Task goal:
Print the following lines verbatim, from the first to the last.

================================

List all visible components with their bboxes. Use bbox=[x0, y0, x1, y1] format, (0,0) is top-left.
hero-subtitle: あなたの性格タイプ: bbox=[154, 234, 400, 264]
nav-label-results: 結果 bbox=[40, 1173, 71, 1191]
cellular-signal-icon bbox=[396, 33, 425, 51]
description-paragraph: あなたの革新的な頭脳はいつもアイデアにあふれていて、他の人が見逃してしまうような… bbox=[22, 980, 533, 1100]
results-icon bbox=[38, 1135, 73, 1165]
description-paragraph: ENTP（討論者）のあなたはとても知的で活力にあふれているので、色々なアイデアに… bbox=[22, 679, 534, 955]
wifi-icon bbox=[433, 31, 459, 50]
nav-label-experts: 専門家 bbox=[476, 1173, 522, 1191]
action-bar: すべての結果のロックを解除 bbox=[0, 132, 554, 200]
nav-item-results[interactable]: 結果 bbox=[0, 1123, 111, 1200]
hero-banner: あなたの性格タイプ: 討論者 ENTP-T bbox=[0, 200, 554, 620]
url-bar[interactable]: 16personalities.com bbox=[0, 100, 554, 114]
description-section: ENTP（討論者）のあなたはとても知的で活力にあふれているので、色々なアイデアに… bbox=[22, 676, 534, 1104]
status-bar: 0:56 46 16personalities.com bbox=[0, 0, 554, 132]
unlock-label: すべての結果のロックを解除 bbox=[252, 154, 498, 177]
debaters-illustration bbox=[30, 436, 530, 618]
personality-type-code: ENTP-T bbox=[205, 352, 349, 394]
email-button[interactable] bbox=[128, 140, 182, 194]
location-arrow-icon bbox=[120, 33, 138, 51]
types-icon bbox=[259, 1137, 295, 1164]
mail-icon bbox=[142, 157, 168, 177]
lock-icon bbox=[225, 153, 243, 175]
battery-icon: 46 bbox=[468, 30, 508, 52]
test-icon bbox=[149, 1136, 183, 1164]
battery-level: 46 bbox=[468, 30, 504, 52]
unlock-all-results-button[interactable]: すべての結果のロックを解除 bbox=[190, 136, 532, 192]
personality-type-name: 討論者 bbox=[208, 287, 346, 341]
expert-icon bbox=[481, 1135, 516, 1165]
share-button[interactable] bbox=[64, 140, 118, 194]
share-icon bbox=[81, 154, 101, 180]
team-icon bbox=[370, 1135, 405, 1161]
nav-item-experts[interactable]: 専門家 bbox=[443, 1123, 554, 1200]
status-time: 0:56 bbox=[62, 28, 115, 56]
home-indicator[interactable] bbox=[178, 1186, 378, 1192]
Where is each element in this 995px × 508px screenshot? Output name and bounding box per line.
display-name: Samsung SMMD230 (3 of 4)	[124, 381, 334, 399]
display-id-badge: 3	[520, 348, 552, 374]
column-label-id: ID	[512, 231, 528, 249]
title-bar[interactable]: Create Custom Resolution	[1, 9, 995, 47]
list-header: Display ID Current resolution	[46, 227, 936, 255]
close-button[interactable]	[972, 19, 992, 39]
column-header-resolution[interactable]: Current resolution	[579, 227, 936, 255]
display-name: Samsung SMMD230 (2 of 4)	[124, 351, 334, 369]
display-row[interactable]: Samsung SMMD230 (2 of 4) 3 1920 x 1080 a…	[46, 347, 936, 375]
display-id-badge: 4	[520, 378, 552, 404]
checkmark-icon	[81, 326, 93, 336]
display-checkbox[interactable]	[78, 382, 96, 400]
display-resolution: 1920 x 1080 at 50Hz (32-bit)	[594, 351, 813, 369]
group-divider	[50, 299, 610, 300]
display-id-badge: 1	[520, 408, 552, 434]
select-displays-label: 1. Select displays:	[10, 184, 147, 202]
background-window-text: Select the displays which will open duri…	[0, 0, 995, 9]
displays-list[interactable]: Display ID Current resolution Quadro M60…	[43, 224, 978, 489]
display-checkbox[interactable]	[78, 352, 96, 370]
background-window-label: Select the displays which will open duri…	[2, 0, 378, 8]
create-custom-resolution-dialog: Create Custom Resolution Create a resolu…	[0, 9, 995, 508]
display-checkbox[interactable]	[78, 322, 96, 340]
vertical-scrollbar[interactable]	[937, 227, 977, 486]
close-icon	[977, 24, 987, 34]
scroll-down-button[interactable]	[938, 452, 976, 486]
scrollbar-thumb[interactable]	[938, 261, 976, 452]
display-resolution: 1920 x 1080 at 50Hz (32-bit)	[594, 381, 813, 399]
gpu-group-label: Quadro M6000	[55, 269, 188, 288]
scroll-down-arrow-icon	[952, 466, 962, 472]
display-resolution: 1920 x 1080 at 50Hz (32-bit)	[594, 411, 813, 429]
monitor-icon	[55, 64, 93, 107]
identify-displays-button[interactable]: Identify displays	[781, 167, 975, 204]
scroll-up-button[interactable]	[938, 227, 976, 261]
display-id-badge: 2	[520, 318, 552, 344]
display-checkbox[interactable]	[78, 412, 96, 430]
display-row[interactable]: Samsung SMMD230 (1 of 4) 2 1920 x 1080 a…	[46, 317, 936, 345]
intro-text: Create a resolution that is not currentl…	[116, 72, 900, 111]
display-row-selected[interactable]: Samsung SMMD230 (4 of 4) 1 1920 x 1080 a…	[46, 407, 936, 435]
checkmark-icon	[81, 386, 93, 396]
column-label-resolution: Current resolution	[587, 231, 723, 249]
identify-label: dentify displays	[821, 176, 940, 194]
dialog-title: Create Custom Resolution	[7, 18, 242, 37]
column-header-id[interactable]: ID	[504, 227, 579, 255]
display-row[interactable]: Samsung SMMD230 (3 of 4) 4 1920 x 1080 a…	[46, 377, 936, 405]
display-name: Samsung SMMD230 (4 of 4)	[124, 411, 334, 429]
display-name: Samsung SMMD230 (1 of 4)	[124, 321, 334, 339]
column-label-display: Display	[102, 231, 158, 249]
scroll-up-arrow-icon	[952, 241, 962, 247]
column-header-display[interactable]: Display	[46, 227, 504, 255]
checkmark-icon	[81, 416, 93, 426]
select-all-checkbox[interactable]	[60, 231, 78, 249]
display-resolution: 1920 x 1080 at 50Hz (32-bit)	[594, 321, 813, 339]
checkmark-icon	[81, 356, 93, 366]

================================

Answer to the exercise:
List all visible components with their bboxes. Use bbox=[x0, y0, x1, y1] format, (0,0) is top-left.
hero-subtitle: あなたの性格タイプ: bbox=[154, 234, 400, 264]
nav-label-results: 結果 bbox=[40, 1173, 71, 1191]
cellular-signal-icon bbox=[396, 33, 425, 51]
description-paragraph: あなたの革新的な頭脳はいつもアイデアにあふれていて、他の人が見逃してしまうような… bbox=[22, 980, 533, 1100]
results-icon bbox=[38, 1135, 73, 1165]
description-paragraph: ENTP（討論者）のあなたはとても知的で活力にあふれているので、色々なアイデアに… bbox=[22, 679, 534, 955]
wifi-icon bbox=[433, 31, 459, 50]
nav-label-experts: 専門家 bbox=[476, 1173, 522, 1191]
action-bar: すべての結果のロックを解除 bbox=[0, 132, 554, 200]
nav-item-results[interactable]: 結果 bbox=[0, 1123, 111, 1200]
hero-banner: あなたの性格タイプ: 討論者 ENTP-T bbox=[0, 200, 554, 620]
url-bar[interactable]: 16personalities.com bbox=[0, 100, 554, 114]
description-section: ENTP（討論者）のあなたはとても知的で活力にあふれているので、色々なアイデアに… bbox=[22, 676, 534, 1104]
status-bar: 0:56 46 16personalities.com bbox=[0, 0, 554, 132]
unlock-label: すべての結果のロックを解除 bbox=[252, 154, 498, 177]
debaters-illustration bbox=[30, 436, 530, 618]
personality-type-code: ENTP-T bbox=[205, 352, 349, 394]
email-button[interactable] bbox=[128, 140, 182, 194]
location-arrow-icon bbox=[120, 33, 138, 51]
types-icon bbox=[259, 1137, 295, 1164]
mail-icon bbox=[142, 157, 168, 177]
lock-icon bbox=[225, 153, 243, 175]
battery-icon: 46 bbox=[468, 30, 508, 52]
test-icon bbox=[149, 1136, 183, 1164]
battery-level: 46 bbox=[468, 30, 504, 52]
unlock-all-results-button[interactable]: すべての結果のロックを解除 bbox=[190, 136, 532, 192]
personality-type-name: 討論者 bbox=[208, 287, 346, 341]
expert-icon bbox=[481, 1135, 516, 1165]
share-button[interactable] bbox=[64, 140, 118, 194]
share-icon bbox=[81, 154, 101, 180]
team-icon bbox=[370, 1135, 405, 1161]
nav-item-experts[interactable]: 専門家 bbox=[443, 1123, 554, 1200]
status-time: 0:56 bbox=[62, 28, 115, 56]
home-indicator[interactable] bbox=[178, 1186, 378, 1192]
Where is each element in this 995px × 508px screenshot? Output name and bounding box per line.
display-name: Samsung SMMD230 (3 of 4)	[124, 381, 334, 399]
display-id-badge: 3	[520, 348, 552, 374]
column-label-id: ID	[512, 231, 528, 249]
title-bar[interactable]: Create Custom Resolution	[1, 9, 995, 47]
list-header: Display ID Current resolution	[46, 227, 936, 255]
close-button[interactable]	[972, 19, 992, 39]
column-header-resolution[interactable]: Current resolution	[579, 227, 936, 255]
display-name: Samsung SMMD230 (2 of 4)	[124, 351, 334, 369]
display-row[interactable]: Samsung SMMD230 (2 of 4) 3 1920 x 1080 a…	[46, 347, 936, 375]
display-id-badge: 4	[520, 378, 552, 404]
checkmark-icon	[81, 326, 93, 336]
display-checkbox[interactable]	[78, 382, 96, 400]
display-resolution: 1920 x 1080 at 50Hz (32-bit)	[594, 351, 813, 369]
group-divider	[50, 299, 610, 300]
display-id-badge: 1	[520, 408, 552, 434]
select-displays-label: 1. Select displays:	[10, 184, 147, 202]
background-window-text: Select the displays which will open duri…	[0, 0, 995, 9]
displays-list[interactable]: Display ID Current resolution Quadro M60…	[43, 224, 978, 489]
display-checkbox[interactable]	[78, 352, 96, 370]
background-window-label: Select the displays which will open duri…	[2, 0, 378, 8]
create-custom-resolution-dialog: Create Custom Resolution Create a resolu…	[0, 9, 995, 508]
display-checkbox[interactable]	[78, 322, 96, 340]
vertical-scrollbar[interactable]	[937, 227, 977, 486]
close-icon	[977, 24, 987, 34]
scroll-down-button[interactable]	[938, 452, 976, 486]
scrollbar-thumb[interactable]	[938, 261, 976, 452]
display-resolution: 1920 x 1080 at 50Hz (32-bit)	[594, 381, 813, 399]
gpu-group-label: Quadro M6000	[55, 269, 188, 288]
scroll-down-arrow-icon	[952, 466, 962, 472]
display-resolution: 1920 x 1080 at 50Hz (32-bit)	[594, 411, 813, 429]
monitor-icon	[55, 64, 93, 107]
identify-displays-button[interactable]: Identify displays	[781, 167, 975, 204]
scroll-up-button[interactable]	[938, 227, 976, 261]
display-id-badge: 2	[520, 318, 552, 344]
display-checkbox[interactable]	[78, 412, 96, 430]
display-row[interactable]: Samsung SMMD230 (1 of 4) 2 1920 x 1080 a…	[46, 317, 936, 345]
intro-text: Create a resolution that is not currentl…	[116, 72, 900, 111]
display-row-selected[interactable]: Samsung SMMD230 (4 of 4) 1 1920 x 1080 a…	[46, 407, 936, 435]
checkmark-icon	[81, 386, 93, 396]
column-label-resolution: Current resolution	[587, 231, 723, 249]
identify-label: dentify displays	[821, 176, 940, 194]
dialog-title: Create Custom Resolution	[7, 18, 242, 37]
column-header-id[interactable]: ID	[504, 227, 579, 255]
display-row[interactable]: Samsung SMMD230 (3 of 4) 4 1920 x 1080 a…	[46, 377, 936, 405]
display-name: Samsung SMMD230 (4 of 4)	[124, 411, 334, 429]
display-name: Samsung SMMD230 (1 of 4)	[124, 321, 334, 339]
column-label-display: Display	[102, 231, 158, 249]
scroll-up-arrow-icon	[952, 241, 962, 247]
column-header-display[interactable]: Display	[46, 227, 504, 255]
checkmark-icon	[81, 416, 93, 426]
select-all-checkbox[interactable]	[60, 231, 78, 249]
display-resolution: 1920 x 1080 at 50Hz (32-bit)	[594, 321, 813, 339]
checkmark-icon	[81, 356, 93, 366]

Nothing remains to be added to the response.